- REQUIRED WORK -
Render the lines from the start of the items through the line containing "1115, 207, 1160]" as a JSON list of strings, one string per line, with blank lines omitted.

Stored items from a collection
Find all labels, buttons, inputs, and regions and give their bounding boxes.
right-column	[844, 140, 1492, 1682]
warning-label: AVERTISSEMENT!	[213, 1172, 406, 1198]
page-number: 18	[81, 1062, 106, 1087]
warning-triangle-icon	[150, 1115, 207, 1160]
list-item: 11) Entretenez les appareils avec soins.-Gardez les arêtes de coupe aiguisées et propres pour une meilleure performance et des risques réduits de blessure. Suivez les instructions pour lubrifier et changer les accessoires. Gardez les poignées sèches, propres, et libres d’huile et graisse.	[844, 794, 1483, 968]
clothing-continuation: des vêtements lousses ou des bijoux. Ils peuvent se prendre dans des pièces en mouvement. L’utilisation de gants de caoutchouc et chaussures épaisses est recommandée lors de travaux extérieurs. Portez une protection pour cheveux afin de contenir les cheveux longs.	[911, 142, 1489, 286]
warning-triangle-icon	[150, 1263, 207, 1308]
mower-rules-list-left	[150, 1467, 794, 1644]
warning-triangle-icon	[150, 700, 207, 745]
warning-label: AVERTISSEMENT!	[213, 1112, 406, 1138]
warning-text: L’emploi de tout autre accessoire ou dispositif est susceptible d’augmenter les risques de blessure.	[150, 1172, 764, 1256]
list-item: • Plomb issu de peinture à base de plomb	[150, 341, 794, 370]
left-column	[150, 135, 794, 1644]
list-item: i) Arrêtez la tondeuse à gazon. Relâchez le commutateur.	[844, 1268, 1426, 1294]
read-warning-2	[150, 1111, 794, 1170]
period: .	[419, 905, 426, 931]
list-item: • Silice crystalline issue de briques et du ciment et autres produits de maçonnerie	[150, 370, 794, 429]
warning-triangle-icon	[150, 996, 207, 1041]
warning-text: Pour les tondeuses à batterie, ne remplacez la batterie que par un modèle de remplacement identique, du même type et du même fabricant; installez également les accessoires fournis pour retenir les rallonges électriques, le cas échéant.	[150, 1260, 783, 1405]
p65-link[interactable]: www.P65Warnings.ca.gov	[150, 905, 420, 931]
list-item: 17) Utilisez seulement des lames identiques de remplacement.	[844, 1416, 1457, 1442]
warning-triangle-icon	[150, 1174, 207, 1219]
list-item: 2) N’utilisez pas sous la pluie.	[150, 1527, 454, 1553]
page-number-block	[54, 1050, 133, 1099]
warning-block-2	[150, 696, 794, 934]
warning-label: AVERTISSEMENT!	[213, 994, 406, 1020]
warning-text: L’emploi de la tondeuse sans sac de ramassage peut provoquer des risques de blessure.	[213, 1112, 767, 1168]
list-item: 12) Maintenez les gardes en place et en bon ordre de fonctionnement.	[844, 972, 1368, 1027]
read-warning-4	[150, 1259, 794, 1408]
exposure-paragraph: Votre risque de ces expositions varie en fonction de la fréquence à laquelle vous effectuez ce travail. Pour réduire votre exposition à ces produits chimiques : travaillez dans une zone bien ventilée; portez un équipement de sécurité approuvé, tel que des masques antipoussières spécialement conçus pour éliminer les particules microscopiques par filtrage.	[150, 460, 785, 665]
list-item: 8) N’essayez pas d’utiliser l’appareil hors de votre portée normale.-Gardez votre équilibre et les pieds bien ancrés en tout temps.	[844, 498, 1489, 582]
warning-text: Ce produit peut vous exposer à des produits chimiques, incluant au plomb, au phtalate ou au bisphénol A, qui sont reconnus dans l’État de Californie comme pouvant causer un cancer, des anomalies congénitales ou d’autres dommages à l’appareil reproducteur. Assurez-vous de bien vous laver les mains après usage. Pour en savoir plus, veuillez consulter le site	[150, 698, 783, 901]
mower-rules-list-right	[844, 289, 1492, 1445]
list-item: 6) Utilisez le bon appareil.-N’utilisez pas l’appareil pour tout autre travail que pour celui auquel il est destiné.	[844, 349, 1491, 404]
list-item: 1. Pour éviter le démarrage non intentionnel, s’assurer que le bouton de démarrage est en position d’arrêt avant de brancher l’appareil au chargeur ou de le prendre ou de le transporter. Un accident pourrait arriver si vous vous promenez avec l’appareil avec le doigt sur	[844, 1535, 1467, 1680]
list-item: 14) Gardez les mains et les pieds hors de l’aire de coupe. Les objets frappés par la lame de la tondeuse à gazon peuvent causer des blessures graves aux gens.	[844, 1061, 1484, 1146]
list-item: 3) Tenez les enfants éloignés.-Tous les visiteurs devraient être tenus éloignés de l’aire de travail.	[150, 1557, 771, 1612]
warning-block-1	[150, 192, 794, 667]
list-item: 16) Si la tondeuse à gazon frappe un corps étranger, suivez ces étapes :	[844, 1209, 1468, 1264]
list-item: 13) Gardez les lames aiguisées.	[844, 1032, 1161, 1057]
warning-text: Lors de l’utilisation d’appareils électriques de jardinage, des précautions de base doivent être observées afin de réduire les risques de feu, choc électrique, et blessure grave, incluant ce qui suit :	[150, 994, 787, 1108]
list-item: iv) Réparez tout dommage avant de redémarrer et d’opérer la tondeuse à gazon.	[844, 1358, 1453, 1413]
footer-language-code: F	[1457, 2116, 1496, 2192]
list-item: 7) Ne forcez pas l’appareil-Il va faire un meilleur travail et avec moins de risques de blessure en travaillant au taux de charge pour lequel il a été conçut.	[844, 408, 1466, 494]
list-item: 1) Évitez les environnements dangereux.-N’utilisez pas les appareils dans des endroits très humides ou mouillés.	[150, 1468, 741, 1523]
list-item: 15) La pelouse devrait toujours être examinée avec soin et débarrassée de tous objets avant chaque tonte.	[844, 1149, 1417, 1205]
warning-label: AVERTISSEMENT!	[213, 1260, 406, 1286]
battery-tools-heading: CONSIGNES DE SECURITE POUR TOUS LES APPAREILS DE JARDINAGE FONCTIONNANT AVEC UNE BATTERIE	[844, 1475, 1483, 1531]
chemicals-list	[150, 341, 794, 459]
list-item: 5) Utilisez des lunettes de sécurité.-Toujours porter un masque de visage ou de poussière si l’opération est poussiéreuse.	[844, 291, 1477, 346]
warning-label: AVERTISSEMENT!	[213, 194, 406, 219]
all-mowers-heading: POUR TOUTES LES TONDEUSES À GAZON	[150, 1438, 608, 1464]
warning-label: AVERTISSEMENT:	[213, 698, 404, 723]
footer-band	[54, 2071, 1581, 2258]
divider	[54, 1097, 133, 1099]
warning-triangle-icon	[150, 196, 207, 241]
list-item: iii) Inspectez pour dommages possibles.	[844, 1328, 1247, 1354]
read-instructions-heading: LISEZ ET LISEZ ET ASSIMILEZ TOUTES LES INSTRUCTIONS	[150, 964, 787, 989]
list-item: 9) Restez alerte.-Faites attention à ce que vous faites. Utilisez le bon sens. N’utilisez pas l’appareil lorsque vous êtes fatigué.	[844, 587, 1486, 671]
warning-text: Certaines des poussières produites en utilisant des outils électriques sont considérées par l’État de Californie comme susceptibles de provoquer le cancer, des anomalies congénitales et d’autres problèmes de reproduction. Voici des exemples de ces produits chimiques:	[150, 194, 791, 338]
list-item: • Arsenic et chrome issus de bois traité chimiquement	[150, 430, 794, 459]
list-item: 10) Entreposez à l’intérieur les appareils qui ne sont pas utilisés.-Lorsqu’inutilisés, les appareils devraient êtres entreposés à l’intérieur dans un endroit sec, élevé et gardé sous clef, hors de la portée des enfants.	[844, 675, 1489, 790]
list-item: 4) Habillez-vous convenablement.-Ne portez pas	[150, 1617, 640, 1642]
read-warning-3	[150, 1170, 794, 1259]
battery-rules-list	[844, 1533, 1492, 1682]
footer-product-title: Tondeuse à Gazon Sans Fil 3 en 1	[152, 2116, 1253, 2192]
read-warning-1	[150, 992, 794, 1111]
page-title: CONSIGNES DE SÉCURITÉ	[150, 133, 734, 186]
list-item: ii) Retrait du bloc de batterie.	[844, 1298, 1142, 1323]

- WRITTEN ANSWER -
[
  "Find all labels, buttons, inputs, and regions and give their bounding boxes.",
  "right-column\t[844, 140, 1492, 1682]",
  "warning-label: AVERTISSEMENT!\t[213, 1172, 406, 1198]",
  "page-number: 18\t[81, 1062, 106, 1087]",
  "warning-triangle-icon\t[150, 1115, 207, 1160]"
]